#### Saved data entries
=======

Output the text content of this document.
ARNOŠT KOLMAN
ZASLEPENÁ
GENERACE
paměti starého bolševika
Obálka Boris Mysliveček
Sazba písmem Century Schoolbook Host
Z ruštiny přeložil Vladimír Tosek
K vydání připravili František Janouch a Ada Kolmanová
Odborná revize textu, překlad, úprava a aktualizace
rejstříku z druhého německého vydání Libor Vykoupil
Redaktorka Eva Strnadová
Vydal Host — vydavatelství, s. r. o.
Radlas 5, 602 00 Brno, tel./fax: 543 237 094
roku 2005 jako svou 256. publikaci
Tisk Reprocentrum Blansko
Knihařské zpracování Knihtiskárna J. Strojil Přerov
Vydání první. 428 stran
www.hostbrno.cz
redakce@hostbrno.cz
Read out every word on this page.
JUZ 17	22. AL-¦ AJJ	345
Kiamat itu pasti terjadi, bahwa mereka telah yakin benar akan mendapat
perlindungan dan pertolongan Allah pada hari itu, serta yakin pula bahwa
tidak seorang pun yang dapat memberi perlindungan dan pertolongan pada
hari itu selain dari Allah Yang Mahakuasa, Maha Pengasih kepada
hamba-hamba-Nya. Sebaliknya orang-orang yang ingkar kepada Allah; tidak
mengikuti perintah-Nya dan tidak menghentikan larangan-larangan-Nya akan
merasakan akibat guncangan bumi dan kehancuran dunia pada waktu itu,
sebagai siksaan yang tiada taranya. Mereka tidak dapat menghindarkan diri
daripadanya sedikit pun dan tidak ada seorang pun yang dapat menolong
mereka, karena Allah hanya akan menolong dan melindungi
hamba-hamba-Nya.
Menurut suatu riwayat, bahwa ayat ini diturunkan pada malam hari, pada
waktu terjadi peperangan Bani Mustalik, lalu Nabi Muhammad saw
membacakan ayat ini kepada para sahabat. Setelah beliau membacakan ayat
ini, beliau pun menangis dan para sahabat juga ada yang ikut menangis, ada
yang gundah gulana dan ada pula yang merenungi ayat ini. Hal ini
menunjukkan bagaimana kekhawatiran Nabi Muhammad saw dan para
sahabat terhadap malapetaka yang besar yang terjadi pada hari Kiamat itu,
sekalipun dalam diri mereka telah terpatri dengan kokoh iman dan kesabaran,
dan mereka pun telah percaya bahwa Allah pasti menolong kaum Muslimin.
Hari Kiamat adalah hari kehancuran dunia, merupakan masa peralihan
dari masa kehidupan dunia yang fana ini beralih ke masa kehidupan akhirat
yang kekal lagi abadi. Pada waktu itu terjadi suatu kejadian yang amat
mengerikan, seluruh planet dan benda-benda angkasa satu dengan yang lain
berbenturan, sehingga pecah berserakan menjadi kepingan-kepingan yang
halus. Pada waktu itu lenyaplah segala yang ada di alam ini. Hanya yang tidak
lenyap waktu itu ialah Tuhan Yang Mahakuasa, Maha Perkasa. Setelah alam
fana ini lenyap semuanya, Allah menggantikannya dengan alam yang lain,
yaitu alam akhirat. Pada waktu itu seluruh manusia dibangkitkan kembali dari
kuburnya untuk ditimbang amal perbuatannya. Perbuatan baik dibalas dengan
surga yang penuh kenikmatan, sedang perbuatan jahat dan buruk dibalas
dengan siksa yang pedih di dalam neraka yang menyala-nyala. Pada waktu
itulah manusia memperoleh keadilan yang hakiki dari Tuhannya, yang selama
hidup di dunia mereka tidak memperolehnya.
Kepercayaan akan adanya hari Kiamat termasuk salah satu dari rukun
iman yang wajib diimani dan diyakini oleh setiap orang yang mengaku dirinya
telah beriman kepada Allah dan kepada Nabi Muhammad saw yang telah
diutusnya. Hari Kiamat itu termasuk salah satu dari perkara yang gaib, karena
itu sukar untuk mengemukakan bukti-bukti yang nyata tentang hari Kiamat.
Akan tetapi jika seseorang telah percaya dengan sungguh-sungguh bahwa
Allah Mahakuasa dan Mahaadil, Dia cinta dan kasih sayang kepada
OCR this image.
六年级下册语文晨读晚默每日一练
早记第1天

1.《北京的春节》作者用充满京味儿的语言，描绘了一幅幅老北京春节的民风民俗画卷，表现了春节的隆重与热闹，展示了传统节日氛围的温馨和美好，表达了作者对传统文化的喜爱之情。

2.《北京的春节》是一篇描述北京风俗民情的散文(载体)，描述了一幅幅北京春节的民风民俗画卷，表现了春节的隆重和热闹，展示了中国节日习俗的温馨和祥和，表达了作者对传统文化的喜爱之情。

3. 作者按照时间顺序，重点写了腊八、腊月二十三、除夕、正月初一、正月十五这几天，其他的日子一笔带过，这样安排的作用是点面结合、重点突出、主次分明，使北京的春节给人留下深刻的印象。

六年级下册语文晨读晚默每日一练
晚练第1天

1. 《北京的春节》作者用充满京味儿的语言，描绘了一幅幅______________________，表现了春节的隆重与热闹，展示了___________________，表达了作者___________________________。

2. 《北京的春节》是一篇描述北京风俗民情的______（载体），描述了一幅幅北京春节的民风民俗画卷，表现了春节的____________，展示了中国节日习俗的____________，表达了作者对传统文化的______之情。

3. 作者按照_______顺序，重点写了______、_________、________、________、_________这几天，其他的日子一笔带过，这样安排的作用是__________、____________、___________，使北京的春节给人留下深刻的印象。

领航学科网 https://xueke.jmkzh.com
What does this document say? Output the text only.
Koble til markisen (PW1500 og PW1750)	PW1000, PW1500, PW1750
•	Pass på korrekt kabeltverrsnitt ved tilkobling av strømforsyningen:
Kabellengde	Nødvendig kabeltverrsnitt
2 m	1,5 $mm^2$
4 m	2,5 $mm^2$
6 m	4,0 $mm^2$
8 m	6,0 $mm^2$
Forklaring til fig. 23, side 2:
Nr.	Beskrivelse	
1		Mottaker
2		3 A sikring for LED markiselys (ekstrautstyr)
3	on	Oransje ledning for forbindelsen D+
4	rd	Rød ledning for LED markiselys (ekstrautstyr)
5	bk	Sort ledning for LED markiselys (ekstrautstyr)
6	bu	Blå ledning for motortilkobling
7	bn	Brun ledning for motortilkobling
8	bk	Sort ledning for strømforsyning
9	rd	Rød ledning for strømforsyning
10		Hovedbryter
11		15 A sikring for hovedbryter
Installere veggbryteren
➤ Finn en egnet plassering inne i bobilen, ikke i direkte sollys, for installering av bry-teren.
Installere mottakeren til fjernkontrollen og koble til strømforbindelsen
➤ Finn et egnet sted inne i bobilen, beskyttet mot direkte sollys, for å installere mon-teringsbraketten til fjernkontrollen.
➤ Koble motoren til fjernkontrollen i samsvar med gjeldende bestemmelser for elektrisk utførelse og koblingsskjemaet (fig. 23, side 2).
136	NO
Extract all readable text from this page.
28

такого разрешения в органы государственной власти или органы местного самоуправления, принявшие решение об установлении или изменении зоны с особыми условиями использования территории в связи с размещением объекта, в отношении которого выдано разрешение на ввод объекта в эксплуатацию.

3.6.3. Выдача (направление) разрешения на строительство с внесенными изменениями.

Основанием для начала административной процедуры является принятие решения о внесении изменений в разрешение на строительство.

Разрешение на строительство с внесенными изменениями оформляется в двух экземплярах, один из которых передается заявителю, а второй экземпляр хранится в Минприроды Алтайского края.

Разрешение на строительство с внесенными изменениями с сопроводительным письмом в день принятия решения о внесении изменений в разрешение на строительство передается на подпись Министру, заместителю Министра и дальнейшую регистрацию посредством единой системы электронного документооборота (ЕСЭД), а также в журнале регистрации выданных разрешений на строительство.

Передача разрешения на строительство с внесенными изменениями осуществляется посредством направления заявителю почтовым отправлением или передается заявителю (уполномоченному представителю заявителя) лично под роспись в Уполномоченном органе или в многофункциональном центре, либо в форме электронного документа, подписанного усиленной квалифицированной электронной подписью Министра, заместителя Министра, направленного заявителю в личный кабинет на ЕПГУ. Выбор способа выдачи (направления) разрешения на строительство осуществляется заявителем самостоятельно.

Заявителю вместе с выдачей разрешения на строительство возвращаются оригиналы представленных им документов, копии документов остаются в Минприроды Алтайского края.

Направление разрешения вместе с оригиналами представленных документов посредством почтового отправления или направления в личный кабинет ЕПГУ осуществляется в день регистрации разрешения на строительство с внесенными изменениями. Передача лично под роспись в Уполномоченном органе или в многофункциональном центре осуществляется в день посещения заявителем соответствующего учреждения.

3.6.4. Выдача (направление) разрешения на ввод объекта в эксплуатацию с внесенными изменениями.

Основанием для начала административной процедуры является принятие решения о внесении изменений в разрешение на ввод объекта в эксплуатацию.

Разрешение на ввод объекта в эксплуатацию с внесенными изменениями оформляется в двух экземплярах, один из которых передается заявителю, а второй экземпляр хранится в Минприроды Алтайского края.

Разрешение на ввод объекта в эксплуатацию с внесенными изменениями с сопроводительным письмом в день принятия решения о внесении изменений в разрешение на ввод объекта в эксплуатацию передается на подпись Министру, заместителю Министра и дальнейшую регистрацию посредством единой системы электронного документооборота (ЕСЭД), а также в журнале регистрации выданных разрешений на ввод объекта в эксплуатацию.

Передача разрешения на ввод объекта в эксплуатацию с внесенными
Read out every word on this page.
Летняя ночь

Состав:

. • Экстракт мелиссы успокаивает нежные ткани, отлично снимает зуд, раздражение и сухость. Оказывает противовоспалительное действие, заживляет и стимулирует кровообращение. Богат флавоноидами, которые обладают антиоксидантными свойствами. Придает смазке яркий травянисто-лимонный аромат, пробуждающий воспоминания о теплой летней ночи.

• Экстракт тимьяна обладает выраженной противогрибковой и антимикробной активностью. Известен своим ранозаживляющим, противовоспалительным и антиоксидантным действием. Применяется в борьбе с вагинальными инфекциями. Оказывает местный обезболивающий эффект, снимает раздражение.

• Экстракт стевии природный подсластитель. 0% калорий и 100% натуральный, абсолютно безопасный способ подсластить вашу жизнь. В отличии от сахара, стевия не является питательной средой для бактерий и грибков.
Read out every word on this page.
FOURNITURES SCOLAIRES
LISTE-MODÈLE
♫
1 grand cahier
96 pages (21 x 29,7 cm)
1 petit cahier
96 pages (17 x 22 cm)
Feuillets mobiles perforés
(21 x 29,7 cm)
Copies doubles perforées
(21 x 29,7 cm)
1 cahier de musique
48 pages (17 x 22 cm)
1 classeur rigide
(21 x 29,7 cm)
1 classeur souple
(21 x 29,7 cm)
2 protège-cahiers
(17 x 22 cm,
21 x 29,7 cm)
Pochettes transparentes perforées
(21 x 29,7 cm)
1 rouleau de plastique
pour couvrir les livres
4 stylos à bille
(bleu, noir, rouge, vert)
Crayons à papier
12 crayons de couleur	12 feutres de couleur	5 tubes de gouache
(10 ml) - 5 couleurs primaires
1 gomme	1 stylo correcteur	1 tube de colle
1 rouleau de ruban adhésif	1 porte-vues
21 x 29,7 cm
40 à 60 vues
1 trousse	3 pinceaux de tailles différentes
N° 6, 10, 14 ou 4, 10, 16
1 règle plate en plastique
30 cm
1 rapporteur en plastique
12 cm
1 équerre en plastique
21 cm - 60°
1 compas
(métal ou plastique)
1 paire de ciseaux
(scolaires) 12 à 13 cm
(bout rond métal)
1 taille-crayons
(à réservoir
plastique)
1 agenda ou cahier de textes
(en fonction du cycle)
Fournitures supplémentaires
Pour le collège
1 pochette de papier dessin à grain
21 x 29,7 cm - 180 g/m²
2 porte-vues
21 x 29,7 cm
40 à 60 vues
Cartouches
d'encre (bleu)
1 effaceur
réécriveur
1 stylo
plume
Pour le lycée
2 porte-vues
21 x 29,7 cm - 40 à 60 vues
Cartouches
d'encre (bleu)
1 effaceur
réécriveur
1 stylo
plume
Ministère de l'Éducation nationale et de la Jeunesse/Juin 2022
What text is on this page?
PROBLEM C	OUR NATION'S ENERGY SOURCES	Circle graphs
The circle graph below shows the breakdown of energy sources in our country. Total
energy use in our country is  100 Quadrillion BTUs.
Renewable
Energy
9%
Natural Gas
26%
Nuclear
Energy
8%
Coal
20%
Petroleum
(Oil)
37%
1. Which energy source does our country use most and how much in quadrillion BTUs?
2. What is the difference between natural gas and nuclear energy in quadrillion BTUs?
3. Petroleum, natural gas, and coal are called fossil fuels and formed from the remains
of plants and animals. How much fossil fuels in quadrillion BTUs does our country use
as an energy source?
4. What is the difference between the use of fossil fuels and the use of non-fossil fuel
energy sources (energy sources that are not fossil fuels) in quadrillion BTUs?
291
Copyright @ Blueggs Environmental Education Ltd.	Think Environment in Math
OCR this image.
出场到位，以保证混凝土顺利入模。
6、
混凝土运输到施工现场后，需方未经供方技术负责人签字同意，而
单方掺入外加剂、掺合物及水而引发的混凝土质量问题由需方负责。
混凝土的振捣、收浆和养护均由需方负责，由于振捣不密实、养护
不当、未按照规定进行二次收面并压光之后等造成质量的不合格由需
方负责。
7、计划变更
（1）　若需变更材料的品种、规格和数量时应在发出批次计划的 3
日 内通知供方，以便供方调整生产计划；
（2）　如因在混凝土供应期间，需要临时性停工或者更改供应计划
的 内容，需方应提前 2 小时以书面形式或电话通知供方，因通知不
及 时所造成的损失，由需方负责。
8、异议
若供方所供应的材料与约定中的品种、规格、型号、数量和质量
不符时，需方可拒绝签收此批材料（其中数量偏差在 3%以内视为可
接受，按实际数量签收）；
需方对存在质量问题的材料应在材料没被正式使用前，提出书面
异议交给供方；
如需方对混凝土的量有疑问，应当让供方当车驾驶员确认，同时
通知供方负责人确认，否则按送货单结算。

=======

#### Work to do
Extract all lines of the records above that include "снимает".

#### Output
. • Экстракт мелиссы успокаивает нежные ткани, отлично снимает зуд, раздражение и сухость. Оказывает противовоспалительное действие, заживляет и стимулирует кровообращение. Богат флавоноидами, которые обладают антиоксидантными свойствами. Придает смазке яркий травянисто-лимонный аромат, пробуждающий воспоминания о теплой летней ночи.
• Экстракт тимьяна обладает выраженной противогрибковой и антимикробной активностью. Известен своим ранозаживляющим, противовоспалительным и антиоксидантным действием. Применяется в борьбе с вагинальными инфекциями. Оказывает местный обезболивающий эффект, снимает раздражение.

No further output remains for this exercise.